WHAT IS NEEDED: In the data below, locate each line with the word "name" and list it.

────────

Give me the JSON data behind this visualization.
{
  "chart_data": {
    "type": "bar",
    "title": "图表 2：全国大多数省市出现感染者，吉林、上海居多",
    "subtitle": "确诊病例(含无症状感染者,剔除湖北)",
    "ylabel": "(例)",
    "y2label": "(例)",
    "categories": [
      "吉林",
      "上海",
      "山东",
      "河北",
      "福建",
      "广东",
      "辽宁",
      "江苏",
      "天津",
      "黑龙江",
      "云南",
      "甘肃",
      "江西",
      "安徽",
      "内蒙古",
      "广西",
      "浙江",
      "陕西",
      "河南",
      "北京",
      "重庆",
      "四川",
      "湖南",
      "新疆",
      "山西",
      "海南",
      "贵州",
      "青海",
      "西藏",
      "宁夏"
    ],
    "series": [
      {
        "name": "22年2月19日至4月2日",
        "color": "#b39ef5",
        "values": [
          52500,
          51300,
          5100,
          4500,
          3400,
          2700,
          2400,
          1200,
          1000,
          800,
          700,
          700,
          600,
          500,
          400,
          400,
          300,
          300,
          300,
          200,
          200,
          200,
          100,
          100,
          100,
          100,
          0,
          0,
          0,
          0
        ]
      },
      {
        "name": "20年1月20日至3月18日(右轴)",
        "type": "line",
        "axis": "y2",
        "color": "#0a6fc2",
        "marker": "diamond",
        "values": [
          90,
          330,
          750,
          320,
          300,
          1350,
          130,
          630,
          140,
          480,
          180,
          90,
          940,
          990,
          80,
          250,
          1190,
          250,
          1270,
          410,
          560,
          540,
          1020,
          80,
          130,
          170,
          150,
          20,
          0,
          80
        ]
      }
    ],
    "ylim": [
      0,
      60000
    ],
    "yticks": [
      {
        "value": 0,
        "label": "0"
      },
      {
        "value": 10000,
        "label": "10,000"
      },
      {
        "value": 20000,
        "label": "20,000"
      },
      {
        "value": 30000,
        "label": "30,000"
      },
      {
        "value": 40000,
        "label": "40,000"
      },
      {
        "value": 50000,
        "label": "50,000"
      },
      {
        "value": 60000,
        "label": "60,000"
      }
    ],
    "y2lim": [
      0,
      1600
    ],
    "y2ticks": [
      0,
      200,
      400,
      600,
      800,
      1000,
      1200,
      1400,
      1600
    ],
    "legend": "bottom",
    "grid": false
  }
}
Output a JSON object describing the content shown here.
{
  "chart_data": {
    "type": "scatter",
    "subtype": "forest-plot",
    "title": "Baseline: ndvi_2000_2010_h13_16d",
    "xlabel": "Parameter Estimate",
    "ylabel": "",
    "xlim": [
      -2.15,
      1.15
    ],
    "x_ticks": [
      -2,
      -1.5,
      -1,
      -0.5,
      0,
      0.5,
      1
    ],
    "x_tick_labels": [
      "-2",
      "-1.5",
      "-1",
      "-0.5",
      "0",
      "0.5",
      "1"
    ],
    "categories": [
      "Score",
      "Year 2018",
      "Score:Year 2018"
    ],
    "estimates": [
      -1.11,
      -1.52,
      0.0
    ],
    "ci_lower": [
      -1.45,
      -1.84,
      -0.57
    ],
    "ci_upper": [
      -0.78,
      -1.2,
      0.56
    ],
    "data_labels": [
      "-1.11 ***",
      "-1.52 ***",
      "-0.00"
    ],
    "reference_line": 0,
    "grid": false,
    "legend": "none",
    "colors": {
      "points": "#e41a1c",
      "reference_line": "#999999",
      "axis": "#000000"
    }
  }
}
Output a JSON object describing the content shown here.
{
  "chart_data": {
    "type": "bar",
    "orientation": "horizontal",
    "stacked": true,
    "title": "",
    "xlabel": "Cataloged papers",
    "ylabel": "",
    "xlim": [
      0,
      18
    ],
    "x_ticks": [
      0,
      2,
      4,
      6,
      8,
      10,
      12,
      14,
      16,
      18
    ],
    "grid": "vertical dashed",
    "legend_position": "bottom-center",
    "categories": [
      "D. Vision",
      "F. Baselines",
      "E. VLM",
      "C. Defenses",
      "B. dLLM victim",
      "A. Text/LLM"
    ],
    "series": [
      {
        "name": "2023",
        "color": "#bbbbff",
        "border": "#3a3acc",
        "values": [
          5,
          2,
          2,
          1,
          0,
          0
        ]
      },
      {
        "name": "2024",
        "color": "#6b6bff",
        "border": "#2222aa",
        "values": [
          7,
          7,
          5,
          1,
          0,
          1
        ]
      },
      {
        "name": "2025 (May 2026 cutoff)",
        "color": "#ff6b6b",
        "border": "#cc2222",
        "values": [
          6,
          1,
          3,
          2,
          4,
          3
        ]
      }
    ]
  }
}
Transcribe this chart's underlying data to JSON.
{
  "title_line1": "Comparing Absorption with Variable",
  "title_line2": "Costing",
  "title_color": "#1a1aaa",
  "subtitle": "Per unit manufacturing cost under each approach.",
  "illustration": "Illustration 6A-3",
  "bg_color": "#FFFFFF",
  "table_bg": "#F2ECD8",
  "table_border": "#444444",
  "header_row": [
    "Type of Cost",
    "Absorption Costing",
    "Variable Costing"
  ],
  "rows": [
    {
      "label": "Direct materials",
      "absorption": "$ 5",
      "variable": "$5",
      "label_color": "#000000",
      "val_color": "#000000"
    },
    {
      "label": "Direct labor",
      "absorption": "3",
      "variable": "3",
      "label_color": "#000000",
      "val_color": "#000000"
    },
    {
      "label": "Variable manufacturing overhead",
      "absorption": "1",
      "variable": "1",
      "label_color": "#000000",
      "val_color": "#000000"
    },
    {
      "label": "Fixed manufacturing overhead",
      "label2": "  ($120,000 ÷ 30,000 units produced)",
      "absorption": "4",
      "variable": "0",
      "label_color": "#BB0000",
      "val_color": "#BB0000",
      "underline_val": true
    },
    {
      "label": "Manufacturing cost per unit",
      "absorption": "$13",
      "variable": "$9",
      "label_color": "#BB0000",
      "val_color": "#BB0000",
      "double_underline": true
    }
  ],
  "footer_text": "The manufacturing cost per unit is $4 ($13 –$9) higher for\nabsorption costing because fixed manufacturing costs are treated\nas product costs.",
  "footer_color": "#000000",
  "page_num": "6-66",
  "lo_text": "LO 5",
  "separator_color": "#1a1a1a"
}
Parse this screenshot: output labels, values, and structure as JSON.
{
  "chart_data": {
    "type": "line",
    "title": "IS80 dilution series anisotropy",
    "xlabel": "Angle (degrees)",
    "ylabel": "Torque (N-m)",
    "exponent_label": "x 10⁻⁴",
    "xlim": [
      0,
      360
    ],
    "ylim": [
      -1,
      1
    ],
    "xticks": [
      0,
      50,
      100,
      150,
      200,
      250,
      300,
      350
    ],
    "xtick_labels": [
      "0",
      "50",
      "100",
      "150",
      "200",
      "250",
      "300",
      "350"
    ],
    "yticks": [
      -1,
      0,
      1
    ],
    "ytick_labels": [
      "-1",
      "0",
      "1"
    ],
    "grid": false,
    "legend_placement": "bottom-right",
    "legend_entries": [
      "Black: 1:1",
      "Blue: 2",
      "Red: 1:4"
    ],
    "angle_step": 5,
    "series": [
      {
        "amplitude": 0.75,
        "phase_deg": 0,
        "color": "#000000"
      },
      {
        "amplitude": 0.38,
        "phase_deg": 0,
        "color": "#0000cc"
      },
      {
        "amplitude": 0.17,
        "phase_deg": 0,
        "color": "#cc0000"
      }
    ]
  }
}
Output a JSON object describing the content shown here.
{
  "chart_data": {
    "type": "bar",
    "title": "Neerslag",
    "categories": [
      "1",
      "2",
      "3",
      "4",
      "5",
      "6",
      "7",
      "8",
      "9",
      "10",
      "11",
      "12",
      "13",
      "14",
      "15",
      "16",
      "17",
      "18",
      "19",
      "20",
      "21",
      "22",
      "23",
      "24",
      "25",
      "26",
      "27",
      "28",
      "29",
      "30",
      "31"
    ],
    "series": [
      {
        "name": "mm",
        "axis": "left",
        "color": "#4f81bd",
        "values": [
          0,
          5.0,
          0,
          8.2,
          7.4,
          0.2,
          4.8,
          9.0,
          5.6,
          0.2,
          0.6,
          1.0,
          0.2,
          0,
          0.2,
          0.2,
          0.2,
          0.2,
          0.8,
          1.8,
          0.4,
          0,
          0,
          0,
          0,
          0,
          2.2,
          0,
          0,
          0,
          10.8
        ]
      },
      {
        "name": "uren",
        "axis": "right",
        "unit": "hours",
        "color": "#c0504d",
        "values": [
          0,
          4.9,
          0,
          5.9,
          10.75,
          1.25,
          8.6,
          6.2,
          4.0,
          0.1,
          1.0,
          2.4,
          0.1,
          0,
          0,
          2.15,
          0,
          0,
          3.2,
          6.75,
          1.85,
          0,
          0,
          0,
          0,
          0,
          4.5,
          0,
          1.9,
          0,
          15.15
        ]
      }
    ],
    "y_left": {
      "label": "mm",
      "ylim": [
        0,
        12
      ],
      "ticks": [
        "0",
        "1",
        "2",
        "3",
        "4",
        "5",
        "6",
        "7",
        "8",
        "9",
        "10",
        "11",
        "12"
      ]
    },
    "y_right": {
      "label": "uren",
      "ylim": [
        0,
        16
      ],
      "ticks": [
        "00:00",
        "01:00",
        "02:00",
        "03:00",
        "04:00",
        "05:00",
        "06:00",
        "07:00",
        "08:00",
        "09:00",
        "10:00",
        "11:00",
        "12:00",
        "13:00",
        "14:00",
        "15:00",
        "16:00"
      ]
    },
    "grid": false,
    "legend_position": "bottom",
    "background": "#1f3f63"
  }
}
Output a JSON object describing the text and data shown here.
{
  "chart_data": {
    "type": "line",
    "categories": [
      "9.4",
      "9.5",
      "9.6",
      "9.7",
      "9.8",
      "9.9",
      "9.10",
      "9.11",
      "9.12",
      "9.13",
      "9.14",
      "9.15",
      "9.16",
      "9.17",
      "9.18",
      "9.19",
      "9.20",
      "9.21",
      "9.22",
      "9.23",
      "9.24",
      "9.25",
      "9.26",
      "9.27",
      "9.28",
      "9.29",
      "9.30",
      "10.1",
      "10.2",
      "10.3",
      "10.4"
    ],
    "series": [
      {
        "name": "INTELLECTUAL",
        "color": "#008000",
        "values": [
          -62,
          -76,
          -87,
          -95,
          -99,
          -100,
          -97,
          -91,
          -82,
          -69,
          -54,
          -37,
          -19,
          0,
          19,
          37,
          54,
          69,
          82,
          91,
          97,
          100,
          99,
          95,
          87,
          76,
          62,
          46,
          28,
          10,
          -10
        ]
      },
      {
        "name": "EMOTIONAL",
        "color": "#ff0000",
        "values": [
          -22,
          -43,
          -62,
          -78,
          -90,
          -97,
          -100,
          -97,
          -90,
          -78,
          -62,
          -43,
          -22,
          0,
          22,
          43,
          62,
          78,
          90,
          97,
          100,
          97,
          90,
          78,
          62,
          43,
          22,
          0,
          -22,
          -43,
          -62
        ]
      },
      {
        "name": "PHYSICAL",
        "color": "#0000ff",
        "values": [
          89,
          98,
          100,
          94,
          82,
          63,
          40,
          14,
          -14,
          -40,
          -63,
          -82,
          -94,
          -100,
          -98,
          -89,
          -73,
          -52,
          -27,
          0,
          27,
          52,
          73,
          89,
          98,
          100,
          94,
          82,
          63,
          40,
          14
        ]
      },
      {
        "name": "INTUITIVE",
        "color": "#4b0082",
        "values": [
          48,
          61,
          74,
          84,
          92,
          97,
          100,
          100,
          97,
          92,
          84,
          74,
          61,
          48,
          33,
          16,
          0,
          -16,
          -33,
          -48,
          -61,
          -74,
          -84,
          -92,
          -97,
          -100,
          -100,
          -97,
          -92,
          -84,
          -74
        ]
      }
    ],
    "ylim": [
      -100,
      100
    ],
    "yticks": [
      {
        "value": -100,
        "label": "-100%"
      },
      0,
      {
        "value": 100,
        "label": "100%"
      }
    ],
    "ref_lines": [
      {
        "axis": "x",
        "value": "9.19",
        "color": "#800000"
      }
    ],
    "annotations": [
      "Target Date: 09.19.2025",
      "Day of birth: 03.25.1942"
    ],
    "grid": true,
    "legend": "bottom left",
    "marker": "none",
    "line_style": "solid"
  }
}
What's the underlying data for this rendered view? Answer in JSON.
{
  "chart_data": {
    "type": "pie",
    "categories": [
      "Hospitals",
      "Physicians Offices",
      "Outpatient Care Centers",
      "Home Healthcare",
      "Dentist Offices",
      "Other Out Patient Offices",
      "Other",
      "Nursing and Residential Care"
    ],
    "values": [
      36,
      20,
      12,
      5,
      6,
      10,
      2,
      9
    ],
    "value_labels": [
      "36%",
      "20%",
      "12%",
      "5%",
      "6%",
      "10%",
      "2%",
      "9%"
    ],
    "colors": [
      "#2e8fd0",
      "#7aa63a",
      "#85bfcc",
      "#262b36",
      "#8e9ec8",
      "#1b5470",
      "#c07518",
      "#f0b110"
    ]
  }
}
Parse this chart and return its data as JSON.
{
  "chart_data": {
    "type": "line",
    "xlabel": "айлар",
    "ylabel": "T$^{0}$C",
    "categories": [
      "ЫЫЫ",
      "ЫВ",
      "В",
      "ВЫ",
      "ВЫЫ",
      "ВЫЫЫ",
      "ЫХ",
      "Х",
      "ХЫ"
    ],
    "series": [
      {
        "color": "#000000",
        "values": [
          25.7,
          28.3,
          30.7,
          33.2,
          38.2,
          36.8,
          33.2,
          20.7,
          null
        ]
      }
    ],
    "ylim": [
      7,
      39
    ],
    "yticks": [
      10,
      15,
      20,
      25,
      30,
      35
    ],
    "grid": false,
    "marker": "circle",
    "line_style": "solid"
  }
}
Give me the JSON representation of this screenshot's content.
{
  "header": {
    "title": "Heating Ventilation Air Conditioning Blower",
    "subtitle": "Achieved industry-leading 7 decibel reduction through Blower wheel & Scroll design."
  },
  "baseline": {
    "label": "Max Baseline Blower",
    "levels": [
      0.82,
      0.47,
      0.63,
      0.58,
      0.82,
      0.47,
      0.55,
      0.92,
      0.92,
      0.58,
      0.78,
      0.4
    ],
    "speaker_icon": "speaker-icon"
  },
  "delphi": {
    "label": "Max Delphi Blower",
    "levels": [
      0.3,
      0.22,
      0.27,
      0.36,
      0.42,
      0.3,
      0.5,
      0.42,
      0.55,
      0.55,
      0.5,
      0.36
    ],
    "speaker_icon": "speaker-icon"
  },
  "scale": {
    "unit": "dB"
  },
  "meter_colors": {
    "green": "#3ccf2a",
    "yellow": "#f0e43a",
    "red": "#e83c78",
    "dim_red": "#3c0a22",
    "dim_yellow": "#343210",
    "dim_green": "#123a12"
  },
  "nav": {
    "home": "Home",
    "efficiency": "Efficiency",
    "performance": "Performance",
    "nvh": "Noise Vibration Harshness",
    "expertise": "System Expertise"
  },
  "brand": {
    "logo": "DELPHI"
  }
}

────────

REPLY TO THE EXERCISE:
        "name": "22年2月19日至4月2日",
        "name": "20年1月20日至3月18日(右轴)",
        "name": "2023",
        "name": "2024",
        "name": "2025 (May 2026 cutoff)",
        "name": "mm",
        "name": "uren",
        "name": "INTELLECTUAL",
        "name": "EMOTIONAL",
        "name": "PHYSICAL",
        "name": "INTUITIVE",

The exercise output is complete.